Set exercise: Determine which lines contain the word "structured", then copy those lines.

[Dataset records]
........

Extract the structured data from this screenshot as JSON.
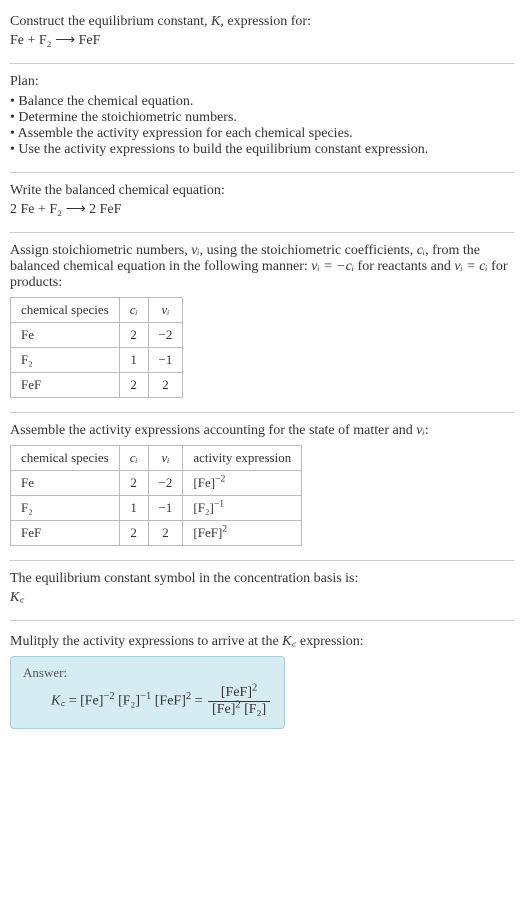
{
  "intro": {
    "line1": "Construct the equilibrium constant, K, expression for:",
    "equation": "Fe + F₂ ⟶ FeF"
  },
  "plan": {
    "heading": "Plan:",
    "items": [
      "Balance the chemical equation.",
      "Determine the stoichiometric numbers.",
      "Assemble the activity expression for each chemical species.",
      "Use the activity expressions to build the equilibrium constant expression."
    ]
  },
  "balanced": {
    "heading": "Write the balanced chemical equation:",
    "equation": "2 Fe + F₂ ⟶ 2 FeF"
  },
  "stoich": {
    "text_a": "Assign stoichiometric numbers, ",
    "nu": "νᵢ",
    "text_b": ", using the stoichiometric coefficients, ",
    "ci": "cᵢ",
    "text_c": ", from the balanced chemical equation in the following manner: ",
    "rel1": "νᵢ = −cᵢ",
    "text_d": " for reactants and ",
    "rel2": "νᵢ = cᵢ",
    "text_e": " for products:",
    "head_species": "chemical species",
    "head_ci": "cᵢ",
    "head_nu": "νᵢ",
    "rows": [
      {
        "sp": "Fe",
        "ci": "2",
        "nu": "−2"
      },
      {
        "sp": "F₂",
        "ci": "1",
        "nu": "−1"
      },
      {
        "sp": "FeF",
        "ci": "2",
        "nu": "2"
      }
    ]
  },
  "activity": {
    "heading_a": "Assemble the activity expressions accounting for the state of matter and ",
    "nu": "νᵢ",
    "heading_b": ":",
    "head_species": "chemical species",
    "head_ci": "cᵢ",
    "head_nu": "νᵢ",
    "head_act": "activity expression",
    "rows": [
      {
        "sp": "Fe",
        "ci": "2",
        "nu": "−2",
        "act_base": "[Fe]",
        "act_exp": "−2"
      },
      {
        "sp": "F₂",
        "ci": "1",
        "nu": "−1",
        "act_base": "[F₂]",
        "act_exp": "−1"
      },
      {
        "sp": "FeF",
        "ci": "2",
        "nu": "2",
        "act_base": "[FeF]",
        "act_exp": "2"
      }
    ]
  },
  "symbol": {
    "heading": "The equilibrium constant symbol in the concentration basis is:",
    "kc": "K꜀"
  },
  "multiply": {
    "heading_a": "Mulitply the activity expressions to arrive at the ",
    "kc": "K꜀",
    "heading_b": " expression:"
  },
  "answer": {
    "label": "Answer:",
    "kc": "K꜀",
    "eq": " = ",
    "t1b": "[Fe]",
    "t1e": "−2",
    "t2b": "[F₂]",
    "t2e": "−1",
    "t3b": "[FeF]",
    "t3e": "2",
    "eq2": " = ",
    "num_b": "[FeF]",
    "num_e": "2",
    "den1_b": "[Fe]",
    "den1_e": "2",
    "den2_b": "[F₂]"
  }
}
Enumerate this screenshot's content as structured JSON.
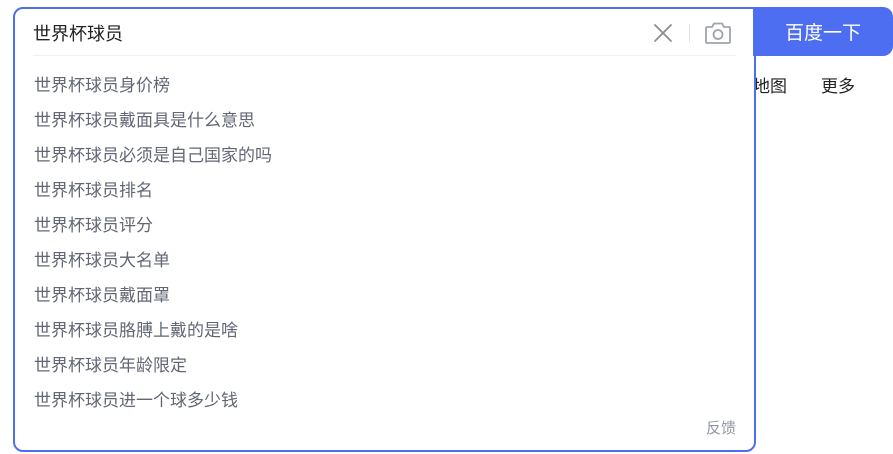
{
  "search": {
    "query": "世界杯球员",
    "button_label": "百度一下"
  },
  "nav": {
    "map": "地图",
    "more": "更多"
  },
  "icons": {
    "clear": "close-icon",
    "camera": "camera-icon"
  },
  "suggestions": [
    {
      "prefix": "世界杯球员",
      "rest": "身价榜"
    },
    {
      "prefix": "世界杯球员",
      "rest": "戴面具是什么意思"
    },
    {
      "prefix": "世界杯球员",
      "rest": "必须是自己国家的吗"
    },
    {
      "prefix": "世界杯球员",
      "rest": "排名"
    },
    {
      "prefix": "世界杯球员",
      "rest": "评分"
    },
    {
      "prefix": "世界杯球员",
      "rest": "大名单"
    },
    {
      "prefix": "世界杯球员",
      "rest": "戴面罩"
    },
    {
      "prefix": "世界杯球员",
      "rest": "胳膊上戴的是啥"
    },
    {
      "prefix": "世界杯球员",
      "rest": "年龄限定"
    },
    {
      "prefix": "世界杯球员",
      "rest": "进一个球多少钱"
    }
  ],
  "feedback_label": "反馈",
  "colors": {
    "accent": "#4e6ef2",
    "suggestion_prefix": "#626675",
    "suggestion_text": "#222222"
  }
}
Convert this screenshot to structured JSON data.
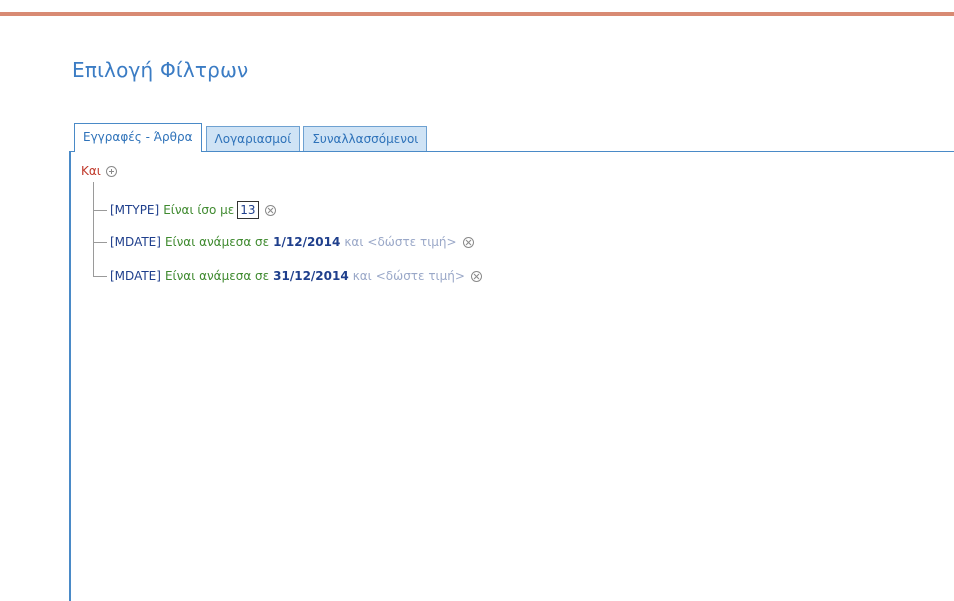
{
  "page": {
    "title": "Επιλογή Φίλτρων"
  },
  "tabs": [
    {
      "label": "Εγγραφές - Άρθρα",
      "active": true
    },
    {
      "label": "Λογαριασμοί",
      "active": false
    },
    {
      "label": "Συναλλασσόμενοι",
      "active": false
    }
  ],
  "filter": {
    "root_operator": "Και",
    "conditions": [
      {
        "field": "[MTYPE]",
        "operator": "Είναι ίσο με",
        "value": "13"
      },
      {
        "field": "[MDATE]",
        "operator": "Είναι ανάμεσα σε",
        "value": "1/12/2014",
        "joiner": "και",
        "value2_placeholder": "<δώστε τιμή>"
      },
      {
        "field": "[MDATE]",
        "operator": "Είναι ανάμεσα σε",
        "value": "31/12/2014",
        "joiner": "και",
        "value2_placeholder": "<δώστε τιμή>"
      }
    ]
  },
  "colors": {
    "accent_rule": "#d88a73",
    "title_blue": "#3b7cc4",
    "root_operator_red": "#c0392b",
    "operator_green": "#3f8a2f"
  },
  "icons": {
    "add": "add-condition-icon",
    "remove": "remove-condition-icon"
  }
}
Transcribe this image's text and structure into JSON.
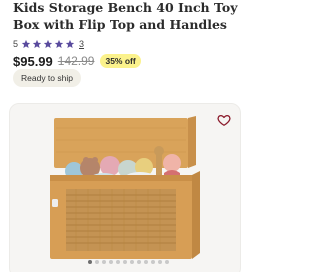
{
  "product": {
    "title": "Kids Storage Bench 40 Inch Toy Box with Flip Top and Handles",
    "rating": "5",
    "review_count": "3",
    "star_count": 5
  },
  "pricing": {
    "price": "$95.99",
    "was_price": "142.99",
    "discount_badge": "35% off"
  },
  "shipping": {
    "badge": "Ready to ship"
  },
  "gallery": {
    "dot_count": 12,
    "active_index": 0
  },
  "colors": {
    "star": "#5a4b9e",
    "heart": "#8b1a2b",
    "discount_bg": "#fbf28c",
    "ready_bg": "#f1efe7"
  },
  "icons": {
    "favorite": "heart-icon",
    "rating_star": "star-icon"
  }
}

........

Solution to this exercise:
Extract the structured data from this screenshot as JSON.
Enumerate this screenshot's content as structured JSON.
Convert this screenshot to structured JSON data.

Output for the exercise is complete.